ROWS
○ ○ ○ ○ ○ ○ ○

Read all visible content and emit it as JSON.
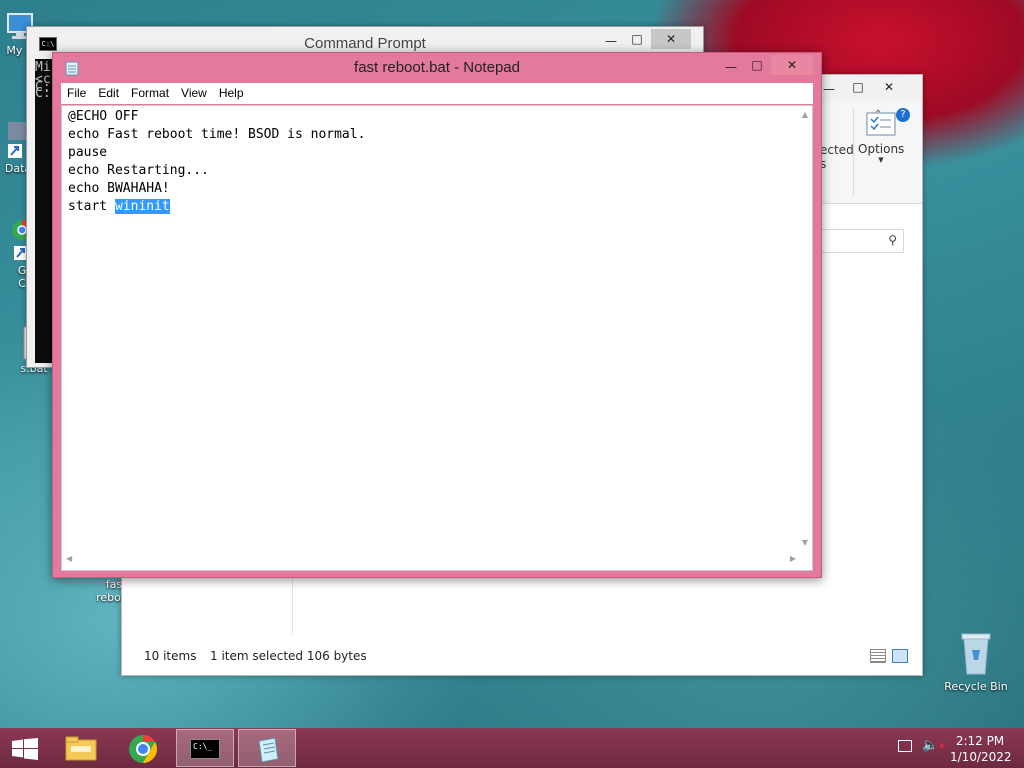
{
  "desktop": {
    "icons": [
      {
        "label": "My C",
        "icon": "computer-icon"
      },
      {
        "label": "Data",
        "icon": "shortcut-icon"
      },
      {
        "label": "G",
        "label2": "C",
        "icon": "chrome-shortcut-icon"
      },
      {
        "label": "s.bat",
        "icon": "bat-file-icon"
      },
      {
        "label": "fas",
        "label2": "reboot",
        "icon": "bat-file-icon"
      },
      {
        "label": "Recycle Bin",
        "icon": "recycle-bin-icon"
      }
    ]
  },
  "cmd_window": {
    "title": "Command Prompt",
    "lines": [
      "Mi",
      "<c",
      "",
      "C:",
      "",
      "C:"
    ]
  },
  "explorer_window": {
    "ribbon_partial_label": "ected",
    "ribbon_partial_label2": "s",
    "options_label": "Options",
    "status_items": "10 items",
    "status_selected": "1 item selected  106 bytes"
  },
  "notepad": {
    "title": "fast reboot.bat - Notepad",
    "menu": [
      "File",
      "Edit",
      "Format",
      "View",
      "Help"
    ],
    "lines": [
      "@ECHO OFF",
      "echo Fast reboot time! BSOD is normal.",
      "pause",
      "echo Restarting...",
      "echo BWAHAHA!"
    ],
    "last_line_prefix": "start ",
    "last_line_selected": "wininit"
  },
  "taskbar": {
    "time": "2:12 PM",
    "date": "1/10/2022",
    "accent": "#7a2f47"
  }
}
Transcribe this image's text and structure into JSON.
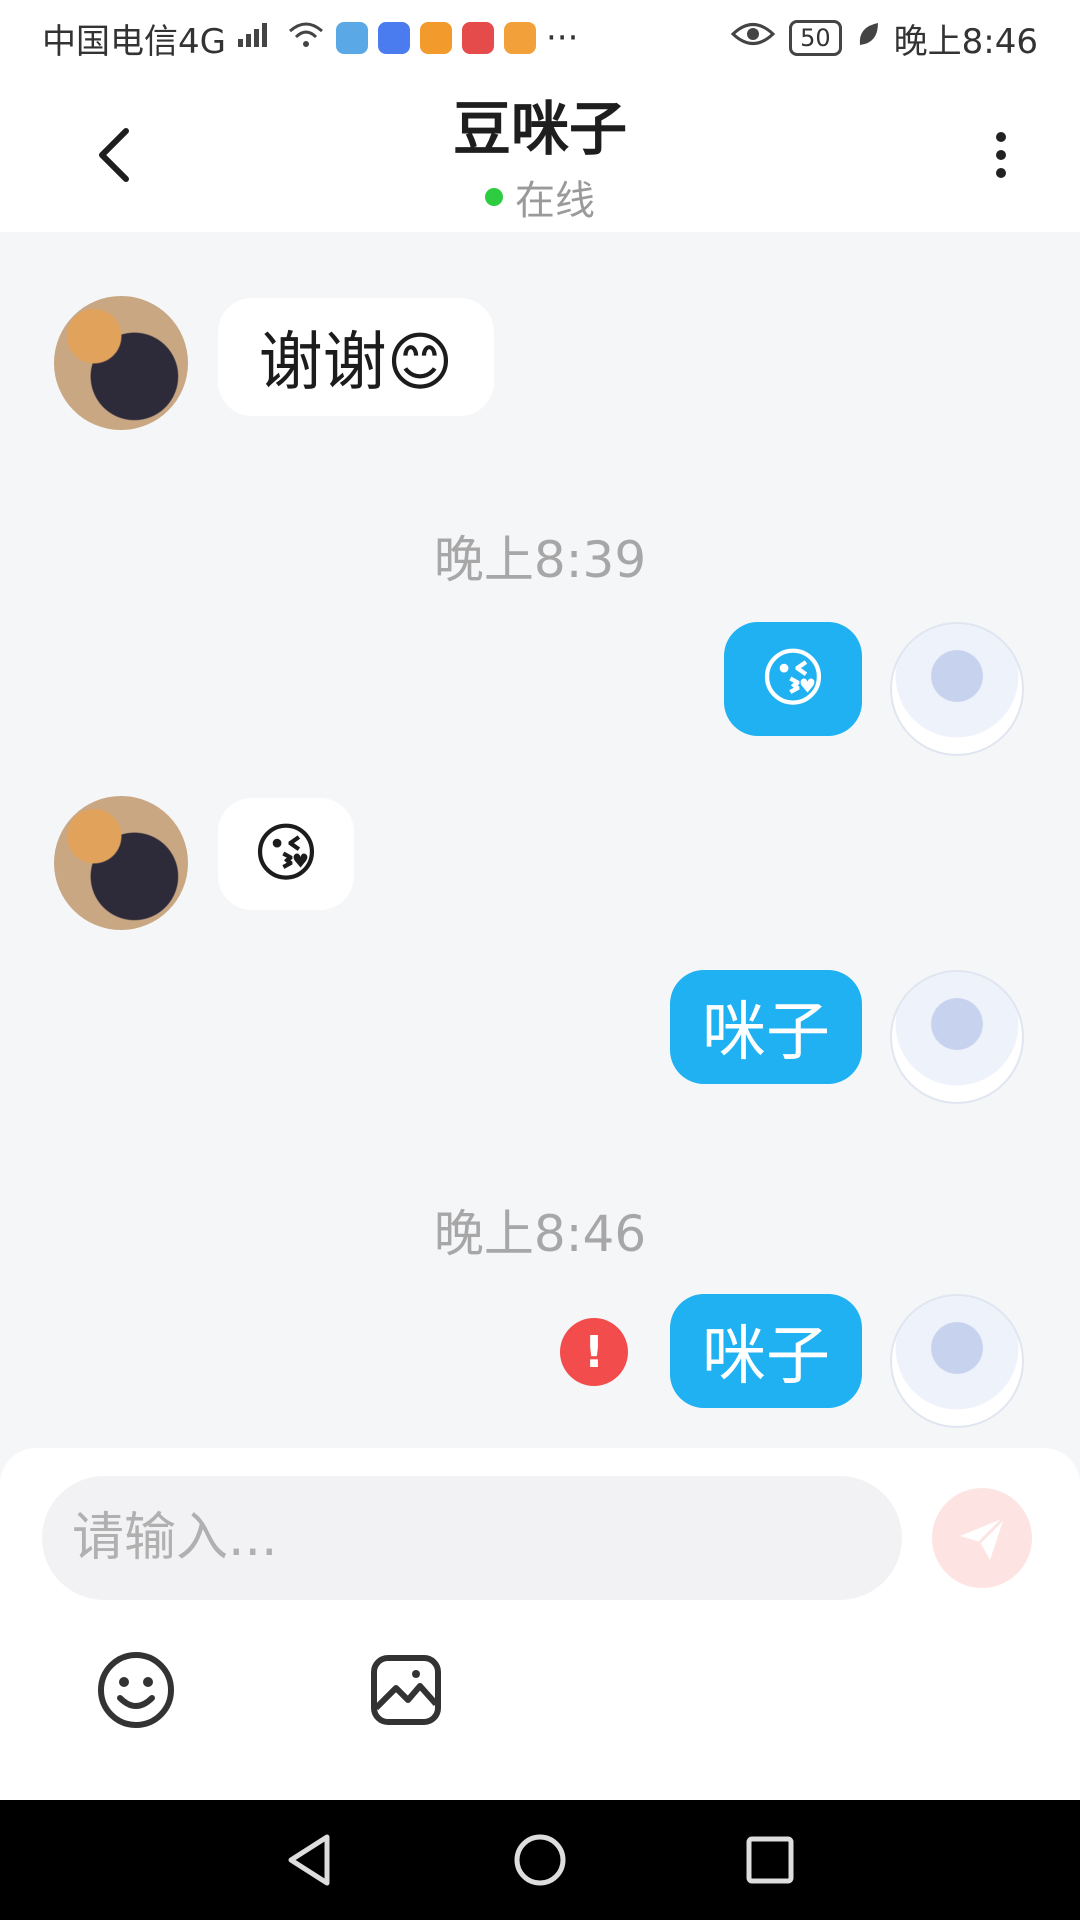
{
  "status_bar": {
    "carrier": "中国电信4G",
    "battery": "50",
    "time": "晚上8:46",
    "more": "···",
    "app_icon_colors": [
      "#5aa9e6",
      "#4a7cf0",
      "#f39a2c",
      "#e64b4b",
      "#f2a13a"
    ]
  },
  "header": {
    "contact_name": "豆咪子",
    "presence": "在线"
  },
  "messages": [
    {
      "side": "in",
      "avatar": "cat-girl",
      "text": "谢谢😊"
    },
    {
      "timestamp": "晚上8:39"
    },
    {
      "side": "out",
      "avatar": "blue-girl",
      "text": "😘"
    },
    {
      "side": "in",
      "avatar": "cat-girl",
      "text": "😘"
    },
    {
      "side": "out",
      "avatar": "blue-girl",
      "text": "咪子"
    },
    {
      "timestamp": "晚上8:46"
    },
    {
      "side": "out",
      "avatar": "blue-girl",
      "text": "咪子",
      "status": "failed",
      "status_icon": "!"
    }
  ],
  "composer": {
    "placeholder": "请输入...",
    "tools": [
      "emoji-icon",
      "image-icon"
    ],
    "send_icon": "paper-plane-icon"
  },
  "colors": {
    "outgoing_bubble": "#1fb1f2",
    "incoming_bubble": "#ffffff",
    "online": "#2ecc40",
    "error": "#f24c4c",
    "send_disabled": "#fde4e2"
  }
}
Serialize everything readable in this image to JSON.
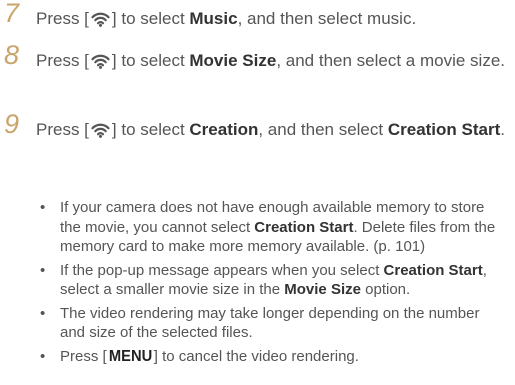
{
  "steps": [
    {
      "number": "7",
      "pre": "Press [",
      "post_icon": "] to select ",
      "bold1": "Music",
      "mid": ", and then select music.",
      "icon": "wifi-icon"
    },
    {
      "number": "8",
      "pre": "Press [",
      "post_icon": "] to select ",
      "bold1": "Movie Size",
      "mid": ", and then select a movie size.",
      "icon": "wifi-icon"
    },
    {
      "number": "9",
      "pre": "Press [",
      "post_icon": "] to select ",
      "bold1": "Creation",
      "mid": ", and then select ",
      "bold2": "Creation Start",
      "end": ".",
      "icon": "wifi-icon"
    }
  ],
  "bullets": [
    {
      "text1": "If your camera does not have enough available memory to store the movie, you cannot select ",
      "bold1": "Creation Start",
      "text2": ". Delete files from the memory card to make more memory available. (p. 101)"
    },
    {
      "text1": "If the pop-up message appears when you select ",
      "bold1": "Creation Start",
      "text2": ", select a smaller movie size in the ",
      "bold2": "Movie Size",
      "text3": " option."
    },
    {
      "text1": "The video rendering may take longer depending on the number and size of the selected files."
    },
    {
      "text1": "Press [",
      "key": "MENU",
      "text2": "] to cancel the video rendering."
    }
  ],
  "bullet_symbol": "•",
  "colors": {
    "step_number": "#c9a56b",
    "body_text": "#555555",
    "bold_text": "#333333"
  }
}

○ ○ ○ ○ ○ ○ ○

TO BE DONE
Using the material above, gather every line that includes "reboot".

RESULT
        "label2": "reboot",
    "title": "fast reboot.bat - Notepad",
      "echo Fast reboot time! BSOD is normal.",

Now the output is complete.